** BEGIN SUPPLIED MATERIAL **

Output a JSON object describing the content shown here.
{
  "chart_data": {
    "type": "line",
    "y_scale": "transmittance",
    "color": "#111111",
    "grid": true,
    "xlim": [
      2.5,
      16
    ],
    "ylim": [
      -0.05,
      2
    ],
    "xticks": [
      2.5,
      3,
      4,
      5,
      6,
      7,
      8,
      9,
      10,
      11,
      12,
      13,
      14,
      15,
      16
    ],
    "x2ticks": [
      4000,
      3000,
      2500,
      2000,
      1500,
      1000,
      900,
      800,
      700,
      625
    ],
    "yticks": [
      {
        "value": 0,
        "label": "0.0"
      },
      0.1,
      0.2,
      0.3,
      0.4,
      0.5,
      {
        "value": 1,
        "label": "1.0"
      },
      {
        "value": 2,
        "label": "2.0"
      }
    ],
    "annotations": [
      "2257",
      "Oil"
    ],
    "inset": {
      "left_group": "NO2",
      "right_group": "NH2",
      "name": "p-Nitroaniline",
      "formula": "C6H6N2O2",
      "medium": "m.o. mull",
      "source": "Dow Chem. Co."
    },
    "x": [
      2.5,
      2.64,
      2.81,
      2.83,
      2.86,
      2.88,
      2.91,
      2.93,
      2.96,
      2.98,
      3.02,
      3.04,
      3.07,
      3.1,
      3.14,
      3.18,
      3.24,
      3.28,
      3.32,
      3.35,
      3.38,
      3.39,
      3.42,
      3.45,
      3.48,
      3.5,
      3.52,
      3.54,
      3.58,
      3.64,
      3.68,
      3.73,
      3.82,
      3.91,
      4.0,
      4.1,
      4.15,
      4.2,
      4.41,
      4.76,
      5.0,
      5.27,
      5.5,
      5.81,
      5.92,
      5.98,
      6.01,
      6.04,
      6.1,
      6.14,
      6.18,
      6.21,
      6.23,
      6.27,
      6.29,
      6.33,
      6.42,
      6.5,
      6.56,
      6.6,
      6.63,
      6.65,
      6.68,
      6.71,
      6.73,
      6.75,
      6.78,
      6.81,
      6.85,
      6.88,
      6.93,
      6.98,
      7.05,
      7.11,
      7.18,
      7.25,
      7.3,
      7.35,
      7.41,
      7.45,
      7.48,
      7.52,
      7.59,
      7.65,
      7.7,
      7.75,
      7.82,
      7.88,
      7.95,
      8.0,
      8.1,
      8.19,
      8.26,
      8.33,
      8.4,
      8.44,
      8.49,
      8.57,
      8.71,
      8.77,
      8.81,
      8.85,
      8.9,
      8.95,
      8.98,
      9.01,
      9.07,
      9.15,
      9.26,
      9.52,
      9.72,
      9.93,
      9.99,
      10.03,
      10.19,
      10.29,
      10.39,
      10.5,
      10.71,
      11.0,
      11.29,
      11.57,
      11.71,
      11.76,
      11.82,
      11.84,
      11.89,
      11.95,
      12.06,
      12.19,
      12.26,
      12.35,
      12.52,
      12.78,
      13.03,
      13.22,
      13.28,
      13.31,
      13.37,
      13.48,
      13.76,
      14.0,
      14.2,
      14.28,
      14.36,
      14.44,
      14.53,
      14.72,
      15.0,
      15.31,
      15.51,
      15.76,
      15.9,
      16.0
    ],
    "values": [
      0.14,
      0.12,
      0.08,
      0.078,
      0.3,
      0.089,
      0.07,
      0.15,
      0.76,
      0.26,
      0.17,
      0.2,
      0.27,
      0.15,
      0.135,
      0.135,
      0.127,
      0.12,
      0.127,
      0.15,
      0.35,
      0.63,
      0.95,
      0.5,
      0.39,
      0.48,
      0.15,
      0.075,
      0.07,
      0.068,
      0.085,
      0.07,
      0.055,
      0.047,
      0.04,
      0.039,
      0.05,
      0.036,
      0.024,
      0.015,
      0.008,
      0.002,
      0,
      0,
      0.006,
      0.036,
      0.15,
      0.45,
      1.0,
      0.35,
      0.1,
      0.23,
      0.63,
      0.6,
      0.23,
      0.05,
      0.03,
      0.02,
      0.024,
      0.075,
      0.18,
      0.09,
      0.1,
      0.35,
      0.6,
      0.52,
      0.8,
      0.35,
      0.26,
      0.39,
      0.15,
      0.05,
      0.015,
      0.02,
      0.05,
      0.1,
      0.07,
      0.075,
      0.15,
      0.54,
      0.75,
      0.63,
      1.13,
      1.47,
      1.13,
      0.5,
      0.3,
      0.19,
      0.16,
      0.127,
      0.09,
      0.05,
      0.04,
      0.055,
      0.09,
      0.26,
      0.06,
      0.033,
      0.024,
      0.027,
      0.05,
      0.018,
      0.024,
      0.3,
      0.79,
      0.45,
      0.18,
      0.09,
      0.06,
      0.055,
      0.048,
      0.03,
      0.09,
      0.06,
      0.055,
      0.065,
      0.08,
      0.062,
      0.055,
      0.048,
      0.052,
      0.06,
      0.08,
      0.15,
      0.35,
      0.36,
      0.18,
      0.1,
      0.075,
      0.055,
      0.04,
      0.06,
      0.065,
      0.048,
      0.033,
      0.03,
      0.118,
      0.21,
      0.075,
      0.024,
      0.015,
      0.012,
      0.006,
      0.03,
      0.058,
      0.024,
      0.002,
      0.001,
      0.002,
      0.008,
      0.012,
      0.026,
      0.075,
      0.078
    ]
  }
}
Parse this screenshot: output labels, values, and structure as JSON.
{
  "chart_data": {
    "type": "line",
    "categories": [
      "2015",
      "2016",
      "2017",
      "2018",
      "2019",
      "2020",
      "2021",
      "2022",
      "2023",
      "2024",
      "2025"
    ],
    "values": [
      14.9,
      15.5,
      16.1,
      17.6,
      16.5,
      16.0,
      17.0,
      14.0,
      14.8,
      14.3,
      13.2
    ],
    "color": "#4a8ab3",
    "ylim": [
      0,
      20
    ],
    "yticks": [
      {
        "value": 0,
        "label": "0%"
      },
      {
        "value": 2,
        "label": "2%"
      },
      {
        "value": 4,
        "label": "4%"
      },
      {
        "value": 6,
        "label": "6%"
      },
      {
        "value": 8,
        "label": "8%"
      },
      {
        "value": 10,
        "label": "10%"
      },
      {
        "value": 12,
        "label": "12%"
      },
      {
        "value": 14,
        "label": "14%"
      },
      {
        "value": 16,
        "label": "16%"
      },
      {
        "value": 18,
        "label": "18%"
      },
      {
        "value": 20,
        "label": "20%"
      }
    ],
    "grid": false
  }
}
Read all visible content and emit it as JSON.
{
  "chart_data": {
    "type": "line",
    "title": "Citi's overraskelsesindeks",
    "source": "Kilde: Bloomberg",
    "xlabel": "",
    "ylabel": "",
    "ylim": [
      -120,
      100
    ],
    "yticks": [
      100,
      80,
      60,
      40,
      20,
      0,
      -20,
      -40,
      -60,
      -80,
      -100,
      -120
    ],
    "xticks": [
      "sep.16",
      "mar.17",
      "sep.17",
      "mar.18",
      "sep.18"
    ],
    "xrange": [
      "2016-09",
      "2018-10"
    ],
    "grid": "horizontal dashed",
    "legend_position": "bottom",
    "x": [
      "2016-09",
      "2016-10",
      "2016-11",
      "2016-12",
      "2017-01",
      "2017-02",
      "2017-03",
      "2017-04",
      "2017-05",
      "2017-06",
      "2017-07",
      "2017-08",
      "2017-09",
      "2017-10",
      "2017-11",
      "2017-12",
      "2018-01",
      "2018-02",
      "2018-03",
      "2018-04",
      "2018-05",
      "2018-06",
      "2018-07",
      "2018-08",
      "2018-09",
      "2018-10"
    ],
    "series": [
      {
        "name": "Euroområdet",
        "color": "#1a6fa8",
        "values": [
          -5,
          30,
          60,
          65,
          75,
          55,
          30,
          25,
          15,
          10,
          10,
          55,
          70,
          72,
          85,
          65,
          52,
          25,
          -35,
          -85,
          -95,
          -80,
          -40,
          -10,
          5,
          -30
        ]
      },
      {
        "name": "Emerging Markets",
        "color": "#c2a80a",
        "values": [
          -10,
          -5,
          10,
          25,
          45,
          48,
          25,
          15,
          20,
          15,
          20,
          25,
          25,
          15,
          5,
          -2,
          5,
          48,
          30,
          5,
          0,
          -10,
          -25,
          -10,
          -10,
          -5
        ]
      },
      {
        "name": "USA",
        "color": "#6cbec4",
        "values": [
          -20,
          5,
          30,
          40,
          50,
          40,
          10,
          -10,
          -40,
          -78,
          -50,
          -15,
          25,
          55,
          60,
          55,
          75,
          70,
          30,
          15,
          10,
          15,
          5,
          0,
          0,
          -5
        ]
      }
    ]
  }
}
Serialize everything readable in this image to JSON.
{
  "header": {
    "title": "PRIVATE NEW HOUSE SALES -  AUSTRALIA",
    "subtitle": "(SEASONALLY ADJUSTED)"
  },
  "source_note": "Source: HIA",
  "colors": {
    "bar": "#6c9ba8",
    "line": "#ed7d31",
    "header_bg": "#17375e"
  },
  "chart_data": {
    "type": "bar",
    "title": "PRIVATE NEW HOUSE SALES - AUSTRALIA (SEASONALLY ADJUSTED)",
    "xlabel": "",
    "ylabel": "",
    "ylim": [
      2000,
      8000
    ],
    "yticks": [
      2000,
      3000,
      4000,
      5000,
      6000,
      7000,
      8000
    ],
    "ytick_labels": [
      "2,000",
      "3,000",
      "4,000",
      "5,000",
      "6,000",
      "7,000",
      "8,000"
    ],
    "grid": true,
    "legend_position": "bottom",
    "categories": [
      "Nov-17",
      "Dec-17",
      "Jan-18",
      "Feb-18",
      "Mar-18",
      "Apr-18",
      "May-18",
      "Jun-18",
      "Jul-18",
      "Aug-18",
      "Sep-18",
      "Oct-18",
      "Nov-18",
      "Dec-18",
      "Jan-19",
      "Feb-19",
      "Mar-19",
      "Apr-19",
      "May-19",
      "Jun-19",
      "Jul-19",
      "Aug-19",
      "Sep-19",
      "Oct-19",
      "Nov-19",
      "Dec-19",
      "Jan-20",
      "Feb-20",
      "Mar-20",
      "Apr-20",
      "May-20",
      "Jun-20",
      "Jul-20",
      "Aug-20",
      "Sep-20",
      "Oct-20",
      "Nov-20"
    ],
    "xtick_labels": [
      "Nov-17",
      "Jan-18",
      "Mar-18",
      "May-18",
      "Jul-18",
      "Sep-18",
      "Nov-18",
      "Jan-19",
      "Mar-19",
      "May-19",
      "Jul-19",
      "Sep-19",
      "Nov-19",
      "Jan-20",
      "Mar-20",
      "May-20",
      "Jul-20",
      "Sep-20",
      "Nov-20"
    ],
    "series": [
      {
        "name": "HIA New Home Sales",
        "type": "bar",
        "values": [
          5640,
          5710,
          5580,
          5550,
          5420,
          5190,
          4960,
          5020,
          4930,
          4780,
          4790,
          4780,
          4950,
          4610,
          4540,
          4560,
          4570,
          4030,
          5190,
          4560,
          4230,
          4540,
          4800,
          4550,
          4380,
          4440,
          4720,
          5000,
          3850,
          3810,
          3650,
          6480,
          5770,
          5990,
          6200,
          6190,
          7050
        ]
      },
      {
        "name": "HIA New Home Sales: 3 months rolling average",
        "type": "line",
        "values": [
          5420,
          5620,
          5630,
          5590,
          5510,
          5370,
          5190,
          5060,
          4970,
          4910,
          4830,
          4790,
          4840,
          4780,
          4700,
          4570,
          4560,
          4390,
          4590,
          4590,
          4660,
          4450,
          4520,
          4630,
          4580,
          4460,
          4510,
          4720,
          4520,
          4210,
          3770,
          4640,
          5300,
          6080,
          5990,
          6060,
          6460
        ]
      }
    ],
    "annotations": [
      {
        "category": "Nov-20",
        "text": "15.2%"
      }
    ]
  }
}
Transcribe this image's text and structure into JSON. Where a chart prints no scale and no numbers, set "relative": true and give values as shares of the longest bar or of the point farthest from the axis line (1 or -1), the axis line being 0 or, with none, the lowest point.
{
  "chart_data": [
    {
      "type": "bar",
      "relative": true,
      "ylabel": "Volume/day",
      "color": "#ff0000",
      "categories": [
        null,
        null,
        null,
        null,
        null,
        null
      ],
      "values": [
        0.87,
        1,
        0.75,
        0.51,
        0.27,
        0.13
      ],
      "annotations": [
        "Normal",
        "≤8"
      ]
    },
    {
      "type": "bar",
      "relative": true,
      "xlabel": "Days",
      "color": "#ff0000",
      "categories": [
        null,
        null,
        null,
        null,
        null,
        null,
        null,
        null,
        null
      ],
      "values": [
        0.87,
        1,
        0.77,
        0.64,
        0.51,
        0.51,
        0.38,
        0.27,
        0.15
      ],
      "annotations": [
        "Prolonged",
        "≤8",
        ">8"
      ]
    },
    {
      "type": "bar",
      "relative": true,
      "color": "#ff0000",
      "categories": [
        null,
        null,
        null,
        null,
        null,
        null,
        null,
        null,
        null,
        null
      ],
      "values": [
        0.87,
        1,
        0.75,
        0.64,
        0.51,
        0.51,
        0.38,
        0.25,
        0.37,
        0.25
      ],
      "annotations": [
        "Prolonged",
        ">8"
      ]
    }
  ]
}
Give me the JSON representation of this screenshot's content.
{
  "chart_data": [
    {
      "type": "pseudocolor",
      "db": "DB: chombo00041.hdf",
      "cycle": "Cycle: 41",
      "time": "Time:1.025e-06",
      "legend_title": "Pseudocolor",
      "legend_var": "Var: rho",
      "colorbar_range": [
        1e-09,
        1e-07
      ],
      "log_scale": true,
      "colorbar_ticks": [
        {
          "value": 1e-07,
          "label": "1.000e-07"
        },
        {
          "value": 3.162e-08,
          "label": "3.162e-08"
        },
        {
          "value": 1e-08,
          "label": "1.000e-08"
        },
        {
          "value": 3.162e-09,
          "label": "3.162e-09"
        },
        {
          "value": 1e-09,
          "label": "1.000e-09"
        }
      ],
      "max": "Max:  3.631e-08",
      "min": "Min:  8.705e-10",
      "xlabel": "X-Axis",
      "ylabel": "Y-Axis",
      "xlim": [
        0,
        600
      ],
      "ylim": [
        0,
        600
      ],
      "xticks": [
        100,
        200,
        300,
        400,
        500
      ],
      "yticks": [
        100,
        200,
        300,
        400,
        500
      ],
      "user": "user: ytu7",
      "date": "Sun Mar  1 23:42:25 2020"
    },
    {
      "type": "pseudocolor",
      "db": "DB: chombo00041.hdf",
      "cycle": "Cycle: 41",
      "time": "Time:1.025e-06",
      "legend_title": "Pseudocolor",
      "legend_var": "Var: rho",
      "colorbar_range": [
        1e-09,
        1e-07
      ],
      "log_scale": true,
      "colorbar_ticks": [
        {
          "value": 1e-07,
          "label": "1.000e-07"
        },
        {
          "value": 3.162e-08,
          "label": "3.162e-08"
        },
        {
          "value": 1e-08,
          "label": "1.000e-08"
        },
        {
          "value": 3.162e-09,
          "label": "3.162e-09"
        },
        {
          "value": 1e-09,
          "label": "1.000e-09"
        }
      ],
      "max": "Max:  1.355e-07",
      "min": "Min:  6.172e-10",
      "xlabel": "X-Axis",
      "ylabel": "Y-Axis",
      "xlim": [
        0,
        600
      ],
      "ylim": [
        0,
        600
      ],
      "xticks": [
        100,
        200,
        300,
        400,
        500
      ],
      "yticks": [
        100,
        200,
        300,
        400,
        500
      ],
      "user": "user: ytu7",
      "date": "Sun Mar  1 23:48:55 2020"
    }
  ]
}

** END SUPPLIED MATERIAL **

**GIVEN PROBLEM:** Among the lines above, how many contain the string "AUSTRALIA"? State the number alone.

**EXPECTED ANSWER:** 2